Given problem:
Nothing before the line containing "Convert this document image to plain text." belongs in the answer; quote that line and all lines after it through the end of the material, word for word.

[begin Dataset rows]

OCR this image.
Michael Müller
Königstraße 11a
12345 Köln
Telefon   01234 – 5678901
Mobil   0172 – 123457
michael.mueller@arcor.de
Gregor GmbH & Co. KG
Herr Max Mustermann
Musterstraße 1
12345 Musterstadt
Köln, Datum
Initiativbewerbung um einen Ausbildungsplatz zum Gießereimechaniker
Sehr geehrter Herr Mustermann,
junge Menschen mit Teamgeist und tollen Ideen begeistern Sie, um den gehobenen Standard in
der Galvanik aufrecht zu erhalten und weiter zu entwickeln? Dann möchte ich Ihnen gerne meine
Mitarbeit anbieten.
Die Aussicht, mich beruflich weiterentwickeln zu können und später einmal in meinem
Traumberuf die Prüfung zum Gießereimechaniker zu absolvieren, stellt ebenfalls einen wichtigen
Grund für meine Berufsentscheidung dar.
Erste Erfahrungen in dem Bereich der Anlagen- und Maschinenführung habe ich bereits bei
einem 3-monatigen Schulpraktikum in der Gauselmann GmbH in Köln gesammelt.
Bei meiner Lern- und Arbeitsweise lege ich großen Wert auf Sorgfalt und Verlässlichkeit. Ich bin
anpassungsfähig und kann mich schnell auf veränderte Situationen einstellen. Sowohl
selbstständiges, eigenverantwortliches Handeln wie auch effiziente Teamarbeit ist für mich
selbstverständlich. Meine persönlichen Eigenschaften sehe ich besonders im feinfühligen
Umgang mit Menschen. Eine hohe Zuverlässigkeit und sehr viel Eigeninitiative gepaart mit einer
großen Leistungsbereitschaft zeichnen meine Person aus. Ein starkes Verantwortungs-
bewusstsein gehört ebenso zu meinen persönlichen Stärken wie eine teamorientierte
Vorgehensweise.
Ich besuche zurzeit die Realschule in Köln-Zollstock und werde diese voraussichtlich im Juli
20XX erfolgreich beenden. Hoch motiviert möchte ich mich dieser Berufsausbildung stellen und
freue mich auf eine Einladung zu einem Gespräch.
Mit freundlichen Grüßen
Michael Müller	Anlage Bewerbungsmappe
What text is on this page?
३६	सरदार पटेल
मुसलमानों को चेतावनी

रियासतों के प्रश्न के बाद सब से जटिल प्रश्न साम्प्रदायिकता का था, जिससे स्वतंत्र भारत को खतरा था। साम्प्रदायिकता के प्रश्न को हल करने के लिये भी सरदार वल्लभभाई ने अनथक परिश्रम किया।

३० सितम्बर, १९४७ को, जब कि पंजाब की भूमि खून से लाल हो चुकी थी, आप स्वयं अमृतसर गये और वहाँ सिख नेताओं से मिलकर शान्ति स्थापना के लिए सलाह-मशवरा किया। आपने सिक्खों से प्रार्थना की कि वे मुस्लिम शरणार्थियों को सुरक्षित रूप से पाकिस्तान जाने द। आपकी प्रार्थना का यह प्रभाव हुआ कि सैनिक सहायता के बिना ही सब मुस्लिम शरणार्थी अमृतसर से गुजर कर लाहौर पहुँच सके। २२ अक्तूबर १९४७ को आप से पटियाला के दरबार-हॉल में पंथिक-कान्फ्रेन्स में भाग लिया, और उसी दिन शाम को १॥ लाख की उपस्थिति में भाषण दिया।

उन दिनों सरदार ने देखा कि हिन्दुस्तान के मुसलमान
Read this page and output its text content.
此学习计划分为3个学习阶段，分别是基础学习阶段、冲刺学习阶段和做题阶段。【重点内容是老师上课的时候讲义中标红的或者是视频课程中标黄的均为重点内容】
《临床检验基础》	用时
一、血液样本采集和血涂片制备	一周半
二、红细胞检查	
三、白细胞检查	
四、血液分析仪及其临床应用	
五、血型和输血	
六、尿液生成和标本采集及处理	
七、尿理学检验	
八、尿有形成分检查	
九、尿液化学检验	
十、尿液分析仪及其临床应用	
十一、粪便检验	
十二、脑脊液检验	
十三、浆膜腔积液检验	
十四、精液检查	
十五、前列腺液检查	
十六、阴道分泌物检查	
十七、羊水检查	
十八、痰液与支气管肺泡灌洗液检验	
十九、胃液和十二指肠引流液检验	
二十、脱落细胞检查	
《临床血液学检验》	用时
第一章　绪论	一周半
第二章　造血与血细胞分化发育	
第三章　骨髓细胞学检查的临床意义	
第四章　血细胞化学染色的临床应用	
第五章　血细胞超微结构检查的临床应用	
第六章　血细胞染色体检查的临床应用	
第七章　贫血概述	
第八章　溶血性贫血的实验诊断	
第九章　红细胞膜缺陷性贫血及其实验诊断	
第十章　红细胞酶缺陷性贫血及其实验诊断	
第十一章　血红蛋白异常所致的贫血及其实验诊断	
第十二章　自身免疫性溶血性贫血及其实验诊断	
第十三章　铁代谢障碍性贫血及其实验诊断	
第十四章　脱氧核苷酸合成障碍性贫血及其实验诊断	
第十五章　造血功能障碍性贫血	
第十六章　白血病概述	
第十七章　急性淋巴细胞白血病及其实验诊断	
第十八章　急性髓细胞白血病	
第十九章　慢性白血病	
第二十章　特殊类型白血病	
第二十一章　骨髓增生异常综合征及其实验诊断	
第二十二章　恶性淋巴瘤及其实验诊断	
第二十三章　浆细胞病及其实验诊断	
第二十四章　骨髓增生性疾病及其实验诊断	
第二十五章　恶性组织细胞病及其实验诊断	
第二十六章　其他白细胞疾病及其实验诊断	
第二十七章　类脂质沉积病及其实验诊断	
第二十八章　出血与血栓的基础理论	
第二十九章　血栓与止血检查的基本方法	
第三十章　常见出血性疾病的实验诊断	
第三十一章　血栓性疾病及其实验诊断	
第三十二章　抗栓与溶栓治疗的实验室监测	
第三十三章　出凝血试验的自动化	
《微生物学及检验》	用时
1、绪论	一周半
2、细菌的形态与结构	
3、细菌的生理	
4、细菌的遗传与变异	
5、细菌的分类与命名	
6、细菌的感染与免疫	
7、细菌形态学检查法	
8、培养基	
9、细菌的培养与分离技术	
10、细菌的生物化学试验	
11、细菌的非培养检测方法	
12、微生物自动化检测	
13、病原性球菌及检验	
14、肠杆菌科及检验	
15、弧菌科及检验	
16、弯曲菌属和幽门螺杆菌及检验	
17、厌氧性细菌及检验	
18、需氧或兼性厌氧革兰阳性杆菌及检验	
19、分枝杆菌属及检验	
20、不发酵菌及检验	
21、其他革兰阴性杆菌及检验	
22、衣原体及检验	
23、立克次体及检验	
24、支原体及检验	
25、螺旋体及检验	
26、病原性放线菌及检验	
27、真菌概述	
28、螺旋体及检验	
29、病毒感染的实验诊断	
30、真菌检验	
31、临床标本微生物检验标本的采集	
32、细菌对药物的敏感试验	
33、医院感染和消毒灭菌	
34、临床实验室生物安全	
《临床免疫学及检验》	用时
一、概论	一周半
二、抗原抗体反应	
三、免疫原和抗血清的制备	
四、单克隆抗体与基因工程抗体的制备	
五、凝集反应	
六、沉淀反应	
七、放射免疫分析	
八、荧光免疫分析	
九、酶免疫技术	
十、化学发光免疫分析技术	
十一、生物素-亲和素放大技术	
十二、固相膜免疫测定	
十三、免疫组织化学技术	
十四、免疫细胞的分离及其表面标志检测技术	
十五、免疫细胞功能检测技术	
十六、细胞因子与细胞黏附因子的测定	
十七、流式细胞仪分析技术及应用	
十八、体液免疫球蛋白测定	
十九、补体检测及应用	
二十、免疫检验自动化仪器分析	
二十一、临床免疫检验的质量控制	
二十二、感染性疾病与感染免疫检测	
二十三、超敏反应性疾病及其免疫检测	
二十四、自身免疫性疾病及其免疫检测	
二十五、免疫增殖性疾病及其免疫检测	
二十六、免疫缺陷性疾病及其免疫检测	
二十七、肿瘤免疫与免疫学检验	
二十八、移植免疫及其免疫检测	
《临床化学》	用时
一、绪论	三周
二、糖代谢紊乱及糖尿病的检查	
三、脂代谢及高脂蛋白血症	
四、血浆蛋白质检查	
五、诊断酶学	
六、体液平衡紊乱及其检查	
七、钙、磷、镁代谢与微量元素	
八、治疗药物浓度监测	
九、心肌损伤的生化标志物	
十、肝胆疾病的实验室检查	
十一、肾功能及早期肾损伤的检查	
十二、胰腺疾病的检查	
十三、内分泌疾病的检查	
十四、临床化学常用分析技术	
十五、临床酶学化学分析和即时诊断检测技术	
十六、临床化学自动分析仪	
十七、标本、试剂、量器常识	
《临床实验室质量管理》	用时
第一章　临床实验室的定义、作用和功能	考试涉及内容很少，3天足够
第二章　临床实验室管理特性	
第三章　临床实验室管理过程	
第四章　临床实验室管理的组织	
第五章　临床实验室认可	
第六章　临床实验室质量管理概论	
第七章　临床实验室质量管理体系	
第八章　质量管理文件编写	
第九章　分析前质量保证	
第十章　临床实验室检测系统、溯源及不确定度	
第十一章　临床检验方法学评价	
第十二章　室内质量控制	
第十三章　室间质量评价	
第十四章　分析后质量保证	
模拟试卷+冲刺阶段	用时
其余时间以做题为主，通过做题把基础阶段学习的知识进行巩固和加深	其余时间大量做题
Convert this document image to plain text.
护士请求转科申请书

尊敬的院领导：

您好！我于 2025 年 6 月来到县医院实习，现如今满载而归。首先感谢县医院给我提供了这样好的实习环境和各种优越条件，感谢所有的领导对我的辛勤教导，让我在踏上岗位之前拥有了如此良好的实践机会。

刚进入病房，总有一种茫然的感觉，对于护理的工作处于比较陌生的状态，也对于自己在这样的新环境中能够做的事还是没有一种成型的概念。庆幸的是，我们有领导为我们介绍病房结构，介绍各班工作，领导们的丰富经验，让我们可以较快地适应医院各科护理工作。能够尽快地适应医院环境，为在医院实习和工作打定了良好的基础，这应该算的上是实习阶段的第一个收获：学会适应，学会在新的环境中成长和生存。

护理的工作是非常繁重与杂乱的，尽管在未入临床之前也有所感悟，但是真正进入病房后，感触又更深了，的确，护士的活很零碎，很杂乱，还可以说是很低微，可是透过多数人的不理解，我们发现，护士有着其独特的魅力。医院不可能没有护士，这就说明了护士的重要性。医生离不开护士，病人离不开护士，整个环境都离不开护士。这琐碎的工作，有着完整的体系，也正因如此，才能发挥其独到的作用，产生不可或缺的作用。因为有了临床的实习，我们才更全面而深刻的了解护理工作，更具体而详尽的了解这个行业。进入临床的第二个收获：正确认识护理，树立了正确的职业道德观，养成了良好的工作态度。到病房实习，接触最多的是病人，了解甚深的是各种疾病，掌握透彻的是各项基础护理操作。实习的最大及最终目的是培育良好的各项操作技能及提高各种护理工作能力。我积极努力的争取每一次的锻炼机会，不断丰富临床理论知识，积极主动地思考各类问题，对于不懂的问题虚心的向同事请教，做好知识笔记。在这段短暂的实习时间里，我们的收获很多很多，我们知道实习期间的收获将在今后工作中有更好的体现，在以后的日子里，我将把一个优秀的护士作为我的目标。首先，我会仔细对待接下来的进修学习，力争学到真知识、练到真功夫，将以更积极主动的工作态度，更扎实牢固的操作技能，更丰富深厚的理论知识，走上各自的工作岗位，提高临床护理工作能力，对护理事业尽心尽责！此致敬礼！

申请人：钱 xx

[end Dataset rows]

The reply:
Convert this document image to plain text.
护士请求转科申请书

尊敬的院领导：

您好！我于 2025 年 6 月来到县医院实习，现如今满载而归。首先感谢县医院给我提供了这样好的实习环境和各种优越条件，感谢所有的领导对我的辛勤教导，让我在踏上岗位之前拥有了如此良好的实践机会。

刚进入病房，总有一种茫然的感觉，对于护理的工作处于比较陌生的状态，也对于自己在这样的新环境中能够做的事还是没有一种成型的概念。庆幸的是，我们有领导为我们介绍病房结构，介绍各班工作，领导们的丰富经验，让我们可以较快地适应医院各科护理工作。能够尽快地适应医院环境，为在医院实习和工作打定了良好的基础，这应该算的上是实习阶段的第一个收获：学会适应，学会在新的环境中成长和生存。

护理的工作是非常繁重与杂乱的，尽管在未入临床之前也有所感悟，但是真正进入病房后，感触又更深了，的确，护士的活很零碎，很杂乱，还可以说是很低微，可是透过多数人的不理解，我们发现，护士有着其独特的魅力。医院不可能没有护士，这就说明了护士的重要性。医生离不开护士，病人离不开护士，整个环境都离不开护士。这琐碎的工作，有着完整的体系，也正因如此，才能发挥其独到的作用，产生不可或缺的作用。因为有了临床的实习，我们才更全面而深刻的了解护理工作，更具体而详尽的了解这个行业。进入临床的第二个收获：正确认识护理，树立了正确的职业道德观，养成了良好的工作态度。到病房实习，接触最多的是病人，了解甚深的是各种疾病，掌握透彻的是各项基础护理操作。实习的最大及最终目的是培育良好的各项操作技能及提高各种护理工作能力。我积极努力的争取每一次的锻炼机会，不断丰富临床理论知识，积极主动地思考各类问题，对于不懂的问题虚心的向同事请教，做好知识笔记。在这段短暂的实习时间里，我们的收获很多很多，我们知道实习期间的收获将在今后工作中有更好的体现，在以后的日子里，我将把一个优秀的护士作为我的目标。首先，我会仔细对待接下来的进修学习，力争学到真知识、练到真功夫，将以更积极主动的工作态度，更扎实牢固的操作技能，更丰富深厚的理论知识，走上各自的工作岗位，提高临床护理工作能力，对护理事业尽心尽责！此致敬礼！

申请人：钱 xx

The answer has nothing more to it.